AIM
Your task is to tally the lines of the listing containing the word "color" and report the figure alone.

***** RECORDS TO USE

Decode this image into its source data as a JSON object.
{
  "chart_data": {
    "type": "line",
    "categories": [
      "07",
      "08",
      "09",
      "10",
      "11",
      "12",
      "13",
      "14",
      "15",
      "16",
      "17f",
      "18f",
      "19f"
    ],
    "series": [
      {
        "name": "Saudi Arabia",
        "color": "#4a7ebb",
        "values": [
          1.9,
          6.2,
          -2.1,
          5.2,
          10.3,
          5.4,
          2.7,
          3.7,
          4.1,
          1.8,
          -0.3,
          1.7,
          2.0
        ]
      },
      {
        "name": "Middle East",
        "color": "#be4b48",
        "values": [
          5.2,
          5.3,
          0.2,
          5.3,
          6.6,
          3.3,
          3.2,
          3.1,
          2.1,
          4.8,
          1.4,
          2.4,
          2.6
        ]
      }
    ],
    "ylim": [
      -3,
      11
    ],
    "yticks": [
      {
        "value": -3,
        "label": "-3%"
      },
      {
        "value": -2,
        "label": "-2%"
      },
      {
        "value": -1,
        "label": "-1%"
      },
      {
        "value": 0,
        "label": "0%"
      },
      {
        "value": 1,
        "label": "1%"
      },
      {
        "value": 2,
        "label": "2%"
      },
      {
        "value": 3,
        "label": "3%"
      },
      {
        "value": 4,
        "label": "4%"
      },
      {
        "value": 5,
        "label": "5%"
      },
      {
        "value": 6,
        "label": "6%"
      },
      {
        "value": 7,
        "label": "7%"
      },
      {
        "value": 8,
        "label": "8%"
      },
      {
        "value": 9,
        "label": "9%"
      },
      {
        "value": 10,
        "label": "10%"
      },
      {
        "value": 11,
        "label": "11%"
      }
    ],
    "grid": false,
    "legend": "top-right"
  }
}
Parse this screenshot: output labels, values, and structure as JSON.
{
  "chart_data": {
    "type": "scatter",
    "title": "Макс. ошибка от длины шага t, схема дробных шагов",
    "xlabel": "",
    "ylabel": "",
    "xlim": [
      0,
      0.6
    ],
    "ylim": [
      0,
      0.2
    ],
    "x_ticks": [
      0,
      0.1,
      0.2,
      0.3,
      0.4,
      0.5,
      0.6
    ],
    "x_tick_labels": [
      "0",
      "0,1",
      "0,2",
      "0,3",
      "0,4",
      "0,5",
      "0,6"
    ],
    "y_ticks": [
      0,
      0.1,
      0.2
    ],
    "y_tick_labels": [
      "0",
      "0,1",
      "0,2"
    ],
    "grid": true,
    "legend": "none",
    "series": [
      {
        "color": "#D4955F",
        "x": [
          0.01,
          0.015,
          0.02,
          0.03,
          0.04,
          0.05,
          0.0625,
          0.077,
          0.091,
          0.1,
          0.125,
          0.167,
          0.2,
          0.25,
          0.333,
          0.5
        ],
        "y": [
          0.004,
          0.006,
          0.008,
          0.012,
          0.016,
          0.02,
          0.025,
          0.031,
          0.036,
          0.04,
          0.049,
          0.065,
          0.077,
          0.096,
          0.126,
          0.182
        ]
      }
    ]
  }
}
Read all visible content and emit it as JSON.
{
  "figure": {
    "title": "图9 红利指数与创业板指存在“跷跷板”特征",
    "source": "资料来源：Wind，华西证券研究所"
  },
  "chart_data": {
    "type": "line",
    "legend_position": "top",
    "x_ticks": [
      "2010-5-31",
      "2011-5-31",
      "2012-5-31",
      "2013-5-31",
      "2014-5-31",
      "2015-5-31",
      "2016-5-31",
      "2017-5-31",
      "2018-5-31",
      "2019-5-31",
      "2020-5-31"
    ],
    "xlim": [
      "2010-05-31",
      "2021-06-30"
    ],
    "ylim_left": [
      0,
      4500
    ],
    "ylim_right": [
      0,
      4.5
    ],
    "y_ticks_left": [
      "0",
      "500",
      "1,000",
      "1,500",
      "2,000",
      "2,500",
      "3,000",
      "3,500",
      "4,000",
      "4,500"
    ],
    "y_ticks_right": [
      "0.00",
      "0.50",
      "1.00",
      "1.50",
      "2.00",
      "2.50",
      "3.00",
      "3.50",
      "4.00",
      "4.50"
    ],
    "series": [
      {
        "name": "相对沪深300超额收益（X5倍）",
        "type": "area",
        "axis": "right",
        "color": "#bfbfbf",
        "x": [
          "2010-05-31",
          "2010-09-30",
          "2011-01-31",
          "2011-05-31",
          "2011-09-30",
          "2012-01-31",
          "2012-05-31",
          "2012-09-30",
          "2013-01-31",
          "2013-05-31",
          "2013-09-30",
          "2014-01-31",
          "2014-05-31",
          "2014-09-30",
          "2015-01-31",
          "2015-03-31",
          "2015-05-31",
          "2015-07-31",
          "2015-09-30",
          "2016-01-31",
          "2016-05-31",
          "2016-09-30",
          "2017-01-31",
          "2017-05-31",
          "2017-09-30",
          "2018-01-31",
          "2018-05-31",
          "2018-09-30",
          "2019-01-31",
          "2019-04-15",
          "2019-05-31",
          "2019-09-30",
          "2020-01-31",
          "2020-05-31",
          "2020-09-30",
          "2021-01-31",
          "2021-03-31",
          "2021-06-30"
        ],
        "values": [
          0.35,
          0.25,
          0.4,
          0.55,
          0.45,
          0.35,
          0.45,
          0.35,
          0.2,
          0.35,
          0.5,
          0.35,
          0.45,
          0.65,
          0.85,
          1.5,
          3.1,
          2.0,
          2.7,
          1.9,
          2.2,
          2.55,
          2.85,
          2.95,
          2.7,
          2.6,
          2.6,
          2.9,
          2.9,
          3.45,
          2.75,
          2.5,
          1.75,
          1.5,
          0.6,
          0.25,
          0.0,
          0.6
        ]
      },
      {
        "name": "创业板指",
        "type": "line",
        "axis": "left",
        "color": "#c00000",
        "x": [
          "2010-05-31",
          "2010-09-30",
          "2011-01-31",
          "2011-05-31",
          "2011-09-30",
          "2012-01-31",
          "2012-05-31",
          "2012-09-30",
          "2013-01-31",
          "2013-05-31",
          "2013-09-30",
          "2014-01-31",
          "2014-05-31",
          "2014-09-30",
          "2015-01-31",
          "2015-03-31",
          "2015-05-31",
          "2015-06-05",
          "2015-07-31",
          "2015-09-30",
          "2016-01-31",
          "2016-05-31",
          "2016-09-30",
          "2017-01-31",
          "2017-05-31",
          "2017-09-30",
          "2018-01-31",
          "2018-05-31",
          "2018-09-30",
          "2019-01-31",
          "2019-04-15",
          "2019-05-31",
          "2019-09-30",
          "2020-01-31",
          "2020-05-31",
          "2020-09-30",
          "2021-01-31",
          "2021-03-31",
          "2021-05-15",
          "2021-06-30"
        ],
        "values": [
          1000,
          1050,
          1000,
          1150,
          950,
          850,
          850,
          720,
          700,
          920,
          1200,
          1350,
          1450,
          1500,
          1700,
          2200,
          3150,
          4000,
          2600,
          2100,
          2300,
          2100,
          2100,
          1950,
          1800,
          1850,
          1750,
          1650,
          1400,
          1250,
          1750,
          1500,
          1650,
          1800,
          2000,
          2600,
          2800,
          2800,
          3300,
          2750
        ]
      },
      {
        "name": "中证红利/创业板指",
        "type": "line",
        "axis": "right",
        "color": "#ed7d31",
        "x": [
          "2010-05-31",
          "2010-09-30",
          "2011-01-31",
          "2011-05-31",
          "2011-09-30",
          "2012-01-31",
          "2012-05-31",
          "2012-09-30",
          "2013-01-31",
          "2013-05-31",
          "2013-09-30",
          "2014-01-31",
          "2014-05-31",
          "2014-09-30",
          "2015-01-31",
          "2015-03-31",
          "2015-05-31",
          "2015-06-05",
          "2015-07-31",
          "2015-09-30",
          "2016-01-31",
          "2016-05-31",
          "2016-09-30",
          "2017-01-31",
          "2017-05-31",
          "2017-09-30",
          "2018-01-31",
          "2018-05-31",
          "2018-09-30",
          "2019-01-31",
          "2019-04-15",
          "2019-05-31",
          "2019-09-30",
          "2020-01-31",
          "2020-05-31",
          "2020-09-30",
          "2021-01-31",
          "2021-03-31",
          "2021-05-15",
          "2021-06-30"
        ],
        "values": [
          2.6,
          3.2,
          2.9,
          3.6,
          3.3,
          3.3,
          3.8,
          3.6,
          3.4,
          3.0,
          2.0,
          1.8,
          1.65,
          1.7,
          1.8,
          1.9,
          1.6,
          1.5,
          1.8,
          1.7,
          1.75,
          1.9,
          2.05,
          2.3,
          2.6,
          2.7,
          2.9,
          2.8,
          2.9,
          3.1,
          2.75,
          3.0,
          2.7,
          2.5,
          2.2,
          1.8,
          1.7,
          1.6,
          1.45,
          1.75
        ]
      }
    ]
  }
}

**********

SOLUTION TO THIS TASK
6